[Dataset rows]
[START]
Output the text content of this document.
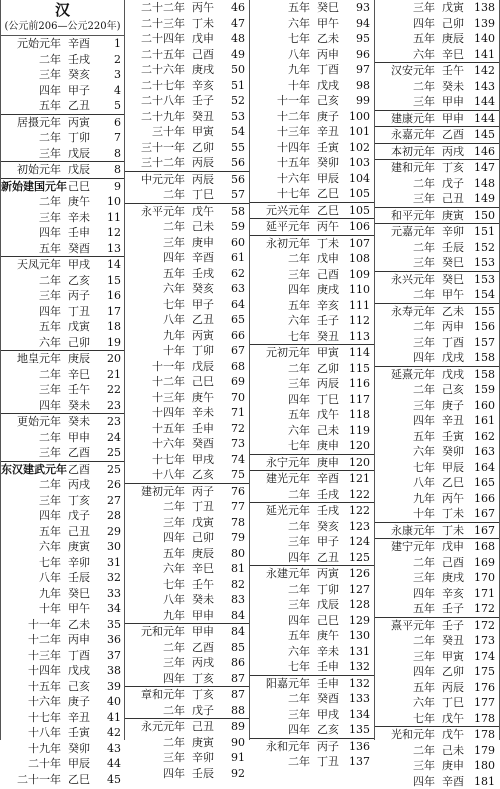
汉
(公元前206—公元220年)
元始元年 辛酉	1
二年 壬戌	2
三年 癸亥	3
四年 甲子	4
五年 乙丑	5
居摄元年 丙寅	6
二年 丁卯	7
三年 戊辰	8
初始元年 戊辰	8
新始建国元年 己巳	9
二年 庚午	10
三年 辛未	11
四年 壬申	12
五年 癸酉	13
天凤元年 甲戌	14
二年 乙亥	15
三年 丙子	16
四年 丁丑	17
五年 戊寅	18
六年 己卯	19
地皇元年 庚辰	20
二年 辛巳	21
三年 壬午	22
四年 癸未	23
更始元年 癸未	23
二年 甲申	24
三年 乙酉	25
东汉建武元年 乙酉	25
二年 丙戌	26
三年 丁亥	27
四年 戊子	28
五年 己丑	29
六年 庚寅	30
七年 辛卯	31
八年 壬辰	32
九年 癸巳	33
十年 甲午	34
十一年 乙未	35
十二年 丙申	36
十三年 丁酉	37
十四年 戊戌	38
十五年 己亥	39
十六年 庚子	40
十七年 辛丑	41
十八年 壬寅	42
十九年 癸卯	43
二十年 甲辰	44
二十一年 乙巳	45
二十二年 丙午	46
二十三年 丁未	47
二十四年 戊申	48
二十五年 己酉	49
二十六年 庚戌	50
二十七年 辛亥	51
二十八年 壬子	52
二十九年 癸丑	53
三十年 甲寅	54
三十一年 乙卯	55
三十二年 丙辰	56
中元元年 丙辰	56
二年 丁巳	57
永平元年 戊午	58
二年 己未	59
三年 庚申	60
四年 辛酉	61
五年 壬戌	62
六年 癸亥	63
七年 甲子	64
八年 乙丑	65
九年 丙寅	66
十年 丁卯	67
十一年 戊辰	68
十二年 己巳	69
十三年 庚午	70
十四年 辛未	71
十五年 壬申	72
十六年 癸酉	73
十七年 甲戌	74
十八年 乙亥	75
建初元年 丙子	76
二年 丁丑	77
三年 戊寅	78
四年 己卯	79
五年 庚辰	80
六年 辛巳	81
七年 壬午	82
八年 癸未	83
九年 甲申	84
元和元年 甲申	84
二年 乙酉	85
三年 丙戌	86
四年 丁亥	87
章和元年 丁亥	87
二年 戊子	88
永元元年 己丑	89
二年 庚寅	90
三年 辛卯	91
四年 壬辰	92
五年 癸巳	93
六年 甲午	94
七年 乙未	95
八年 丙申	96
九年 丁酉	97
十年 戊戌	98
十一年 己亥	99
十二年 庚子 100
十三年 辛丑 101
十四年 壬寅 102
十五年 癸卯 103
十六年 甲辰 104
十七年 乙巳 105
元兴元年 乙巳 105
延平元年 丙午 106
永初元年 丁未 107
二年 戊申 108
三年 己酉 109
四年 庚戌 110
五年 辛亥 111
六年 壬子 112
七年 癸丑 113
元初元年 甲寅 114
二年 乙卯 115
三年 丙辰 116
四年 丁巳 117
五年 戊午 118
六年 己未 119
七年 庚申 120
永宁元年 庚申 120
建光元年 辛酉 121
二年 壬戌 122
延光元年 壬戌 122
二年 癸亥 123
三年 甲子 124
四年 乙丑 125
永建元年 丙寅 126
二年 丁卯 127
三年 戊辰 128
四年 己巳 129
五年 庚午 130
六年 辛未 131
七年 壬申 132
阳嘉元年 壬申 132
二年 癸酉 133
三年 甲戌 134
四年 乙亥 135
永和元年 丙子 136
二年 丁丑 137
三年 戊寅 138
四年 己卯 139
五年 庚辰 140
六年 辛巳 141
汉安元年 壬午 142
二年 癸未 143
三年 甲申 144
建康元年 甲申 144
永嘉元年 乙酉 145
本初元年 丙戌 146
建和元年 丁亥 147
二年 戊子 148
三年 己丑 149
和平元年 庚寅 150
元嘉元年 辛卯 151
二年 壬辰 152
三年 癸巳 153
永兴元年 癸巳 153
二年 甲午 154
永寿元年 乙未 155
二年 丙申 156
三年 丁酉 157
四年 戊戌 158
延熹元年 戊戌 158
二年 己亥 159
三年 庚子 160
四年 辛丑 161
五年 壬寅 162
六年 癸卯 163
七年 甲辰 164
八年 乙巳 165
九年 丙午 166
十年 丁未 167
永康元年 丁未 167
建宁元年 戊申 168
二年 己酉 169
三年 庚戌 170
四年 辛亥 171
五年 壬子 172
熹平元年 壬子 172
二年 癸丑 173
三年 甲寅 174
四年 乙卯 175
五年 丙辰 176
六年 丁巳 177
七年 戊午 178
光和元年 戊午 178
二年 己未 179
三年 庚申 180
四年 辛酉 181
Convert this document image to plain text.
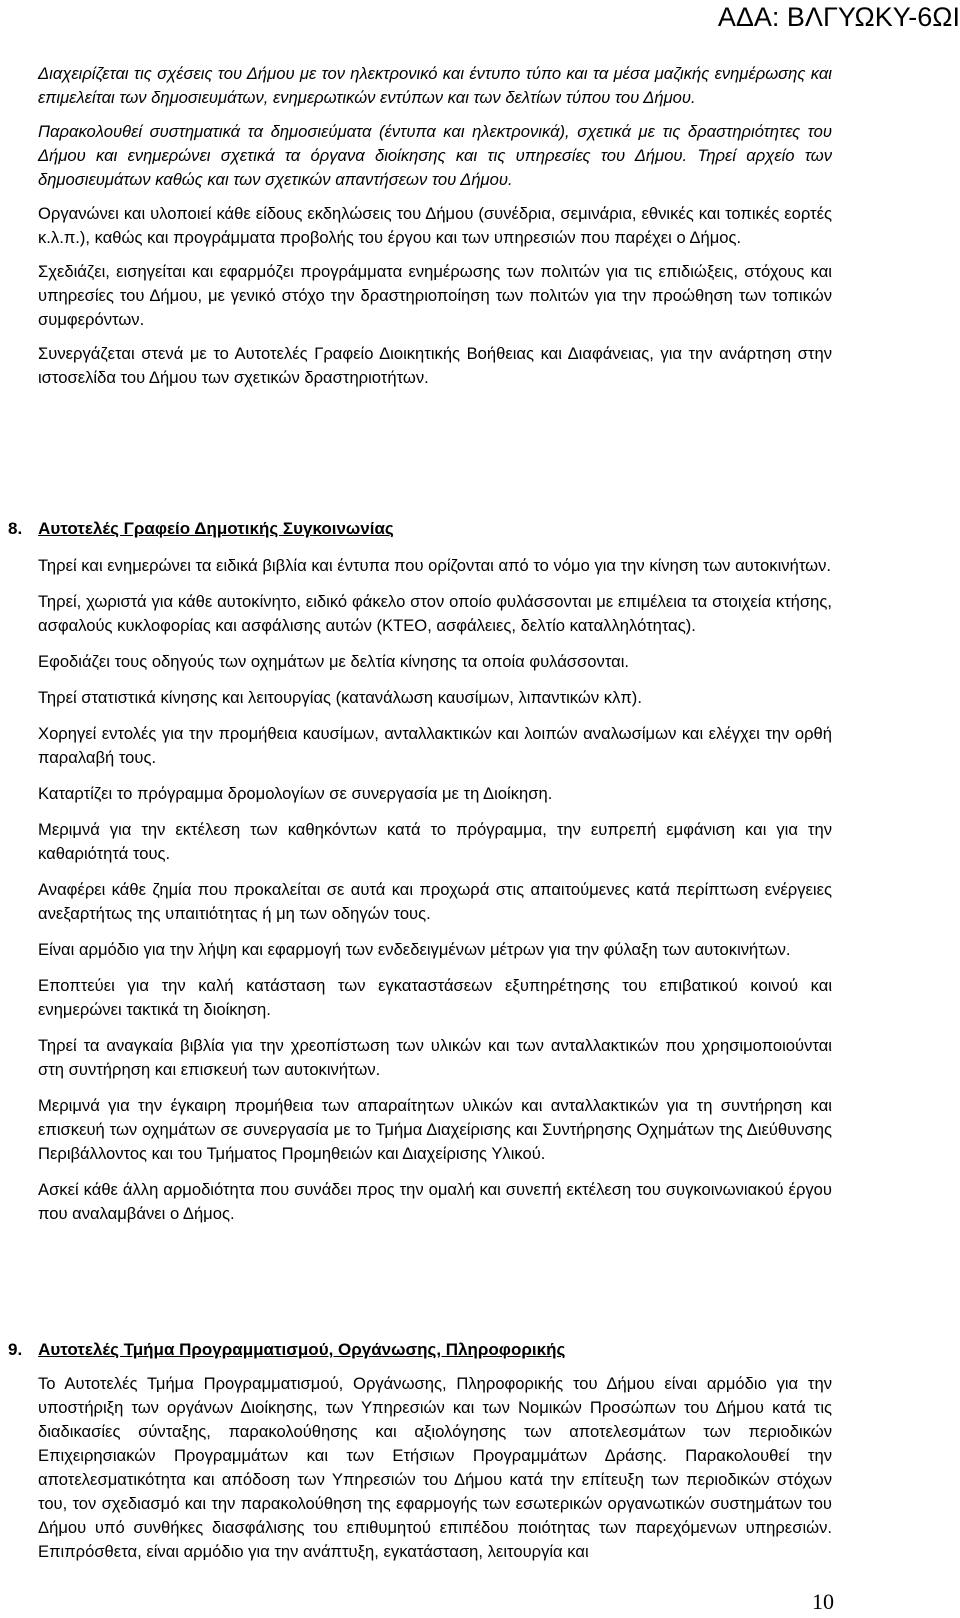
ΑΔΑ: ΒΛΓΥΩΚΥ-6ΩΙ

Διαχειρίζεται τις σχέσεις του Δήμου με τον ηλεκτρονικό και έντυπο τύπο και τα μέσα μαζικής ενημέρωσης και επιμελείται των δημοσιευμάτων, ενημερωτικών εντύπων και των δελτίων τύπου του Δήμου.

Παρακολουθεί συστηματικά τα δημοσιεύματα (έντυπα και ηλεκτρονικά), σχετικά με τις δραστηριότητες του Δήμου και ενημερώνει σχετικά τα όργανα διοίκησης και τις υπηρεσίες του Δήμου. Τηρεί αρχείο των δημοσιευμάτων καθώς και των σχετικών απαντήσεων του Δήμου.

Οργανώνει και υλοποιεί κάθε είδους εκδηλώσεις του Δήμου (συνέδρια, σεμινάρια, εθνικές και τοπικές εορτές κ.λ.π.), καθώς και προγράμματα προβολής του έργου και των υπηρεσιών που παρέχει ο Δήμος.

Σχεδιάζει, εισηγείται και εφαρμόζει προγράμματα ενημέρωσης των πολιτών για τις επιδιώξεις, στόχους και υπηρεσίες του Δήμου, με γενικό στόχο την δραστηριοποίηση των πολιτών για την προώθηση των τοπικών συμφερόντων.

Συνεργάζεται στενά με το Αυτοτελές Γραφείο Διοικητικής Βοήθειας και Διαφάνειας, για την ανάρτηση στην ιστοσελίδα του Δήμου των σχετικών δραστηριοτήτων.

8. Αυτοτελές Γραφείο Δημοτικής Συγκοινωνίας

Τηρεί και ενημερώνει τα ειδικά βιβλία και έντυπα που ορίζονται από το νόμο για την κίνηση των αυτοκινήτων.

Τηρεί, χωριστά για κάθε αυτοκίνητο, ειδικό φάκελο στον οποίο φυλάσσονται με επιμέλεια τα στοιχεία κτήσης, ασφαλούς κυκλοφορίας και ασφάλισης αυτών (ΚΤΕΟ, ασφάλειες, δελτίο καταλληλότητας).

Εφοδιάζει τους οδηγούς των οχημάτων με δελτία κίνησης τα οποία φυλάσσονται.

Τηρεί στατιστικά κίνησης και λειτουργίας (κατανάλωση καυσίμων, λιπαντικών κλπ).

Χορηγεί εντολές για την προμήθεια καυσίμων, ανταλλακτικών και λοιπών αναλωσίμων και ελέγχει την ορθή παραλαβή τους.

Καταρτίζει το πρόγραμμα δρομολογίων σε συνεργασία με τη Διοίκηση.

Μεριμνά για την εκτέλεση των καθηκόντων κατά το πρόγραμμα, την ευπρεπή εμφάνιση και για την καθαριότητά τους.

Αναφέρει κάθε ζημία που προκαλείται σε αυτά και προχωρά στις απαιτούμενες κατά περίπτωση ενέργειες ανεξαρτήτως της υπαιτιότητας ή μη των οδηγών τους.

Είναι αρμόδιο για την λήψη και εφαρμογή των ενδεδειγμένων μέτρων για την φύλαξη των αυτοκινήτων.

Εποπτεύει για την καλή κατάσταση των εγκαταστάσεων εξυπηρέτησης του επιβατικού κοινού και ενημερώνει τακτικά τη διοίκηση.

Τηρεί τα αναγκαία βιβλία για την χρεοπίστωση των υλικών και των ανταλλακτικών που χρησιμοποιούνται στη συντήρηση και επισκευή των αυτοκινήτων.

Μεριμνά για την έγκαιρη προμήθεια των απαραίτητων υλικών και ανταλλακτικών για τη συντήρηση και επισκευή των οχημάτων σε συνεργασία με το Τμήμα Διαχείρισης και Συντήρησης Οχημάτων της Διεύθυνσης Περιβάλλοντος και του Τμήματος Προμηθειών και Διαχείρισης Υλικού.

Ασκεί κάθε άλλη αρμοδιότητα που συνάδει προς την ομαλή και συνεπή εκτέλεση του συγκοινωνιακού έργου που αναλαμβάνει ο Δήμος.

9. Αυτοτελές Τμήμα Προγραμματισμού, Οργάνωσης, Πληροφορικής

Το Αυτοτελές Τμήμα Προγραμματισμού, Οργάνωσης, Πληροφορικής του Δήμου είναι αρμόδιο για την υποστήριξη των οργάνων Διοίκησης, των Υπηρεσιών και των Νομικών Προσώπων του Δήμου κατά τις διαδικασίες σύνταξης, παρακολούθησης και αξιολόγησης των αποτελεσμάτων των περιοδικών Επιχειρησιακών Προγραμμάτων και των Ετήσιων Προγραμμάτων Δράσης. Παρακολουθεί την αποτελεσματικότητα και απόδοση των Υπηρεσιών του Δήμου κατά την επίτευξη των περιοδικών στόχων του, τον σχεδιασμό και την παρακολούθηση της εφαρμογής των εσωτερικών οργανωτικών συστημάτων του Δήμου υπό συνθήκες διασφάλισης του επιθυμητού επιπέδου ποιότητας των παρεχόμενων υπηρεσιών. Επιπρόσθετα, είναι αρμόδιο για την ανάπτυξη, εγκατάσταση, λειτουργία και

10
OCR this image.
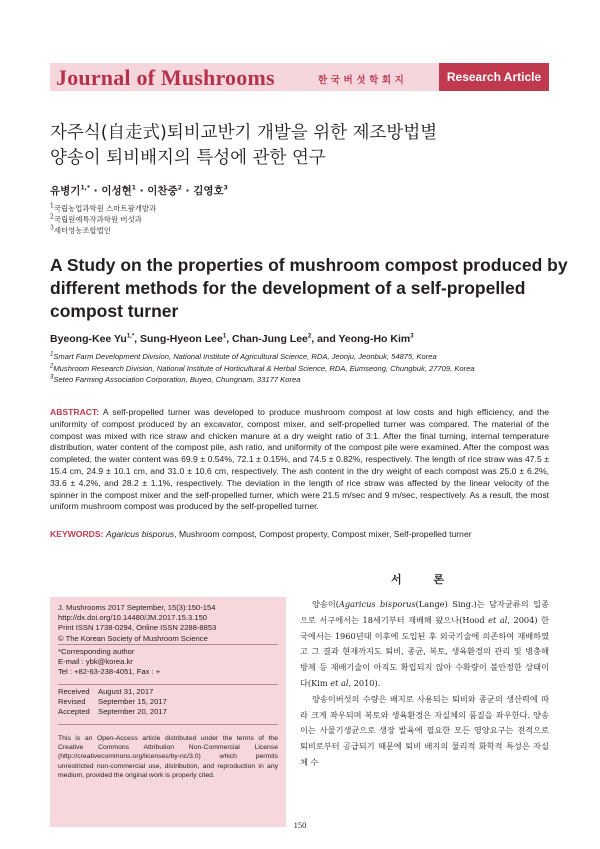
Journal of Mushrooms	한국버섯학회지	Research Article
자주식(自走式)퇴비교반기 개발을 위한 제조방법별
양송이 퇴비배지의 특성에 관한 연구
유병기$^{1,*}$ · 이성현$^1$ · 이찬중$^2$ · 김영호$^3$
$^1$국립농업과학원 스마트팜개발과
$^2$국립원예특작과학원 버섯과
$^3$세터영농조합법인
A Study on the properties of mushroom compost produced by
different methods for the development of a self-propelled
compost turner
Byeong-Kee $Yu^{1,*}$, Sung-Hyeon Lee$^1$, Chan-Jung Lee$^2$, and Yeong-Ho Kim$^3$
$^1$Smart Farm Development Division, National Institute of Agricultural Science, RDA, Jeonju, Jeonbuk, 54875, Korea
$^2$Mushroom Research Division, National Institute of Horticultural & Herbal Science, RDA, Eumseong, Chungbuk, 27709, Korea
$^3$Seteo Farming Association Corporation, Buyeo, Chungnam, 33177 Korea
ABSTRACT: A self-propelled turner was developed to produce mushroom compost at low costs and high efficiency, and the uniformity of compost produced by an excavator, compost mixer, and self-propelled turner was compared. The material of the compost was mixed with rice straw and chicken manure at a dry weight ratio of 3:1. After the final turning, internal temperature distribution, water content of the compost pile, ash ratio, and uniformity of the compost pile were examined. After the compost was completed, the water content was 69.9 ± 0.54%, 72.1 ± 0.15%, and 74.5 ± 0.82%, respectively. The length of rice straw was 47.5 ± 15.4 cm, 24.9 ± 10.1 cm, and 31.0 ± 10.6 cm, respectively. The ash content in the dry weight of each compost was 25.0 ± 6.2%, 33.6 ± 4.2%, and 28.2 ± 1.1%, respectively. The deviation in the length of rice straw was affected by the linear velocity of the spinner in the compost mixer and the self-propelled turner, which were 21.5 m/sec and 9 m/sec, respectively. As a result, the most uniform mushroom compost was produced by the self-propelled turner.
KEYWORDS: Agaricus bisporus, Mushroom compost, Compost property, Compost mixer, Self-propelled turner
서 론
J. Mushrooms 2017 September, 15(3):150-154
http://dx.doi.org/10.14480/JM.2017.15.3.150
Print ISSN 1738-0294, Online ISSN 2288-8853
© The Korean Society of Mushroom Science
*Corresponding author
E-mail : ybk@korea.kr
Tel : +82-63-238-4051, Fax : +
Received August 31, 2017
Revised September 15, 2017
Accepted September 20, 2017
This is an Open-Access article distributed under the terms of the Creative Commons Attribution Non-Commercial License (http://creativecommons.org/licenses/by-nc/3.0) which permits unrestricted non-commercial use, distribution, and reproduction in any medium, provided the original work is properly cited.

양송이(Agaricus bisporus(Lange) Sing.)는 담자균류의 일종으로 서구에서는 18세기부터 재배해 왔으나(Hood et al, 2004) 한국에서는 1960년대 이후에 도입된 후 외국기술에 의존하여 재배하였고 그 결과 현재까지도 퇴비, 종균, 복토, 생육환경의 관리 및 병충해 방제 등 재배기술이 아직도 확립되지 않아 수확량이 불안정한 상태이다(Kim et al, 2010).

양송이버섯의 수량은 배지로 사용되는 퇴비와 종균의 생산력에 따라 크게 좌우되며 복토와 생육환경은 자실체의 품질을 좌우한다. 양송이는 사물기생균으로 생장 발육에 필요한 모든 영양요구는 전적으로 퇴비로부터 공급되기 때문에 퇴비 배지의 물리적 화학적 특성은 자실체 수

150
[END]
_EXERCISE DETAILS_: Where a line contains "καθώς", copy that line.

_SOLUTION FOR THIS PROBLEM_:
Παρακολουθεί συστηματικά τα δημοσιεύματα (έντυπα και ηλεκτρονικά), σχετικά με τις δραστηριότητες του Δήμου και ενημερώνει σχετικά τα όργανα διοίκησης και τις υπηρεσίες του Δήμου. Τηρεί αρχείο των δημοσιευμάτων καθώς και των σχετικών απαντήσεων του Δήμου.
Οργανώνει και υλοποιεί κάθε είδους εκδηλώσεις του Δήμου (συνέδρια, σεμινάρια, εθνικές και τοπικές εορτές κ.λ.π.), καθώς και προγράμματα προβολής του έργου και των υπηρεσιών που παρέχει ο Δήμος.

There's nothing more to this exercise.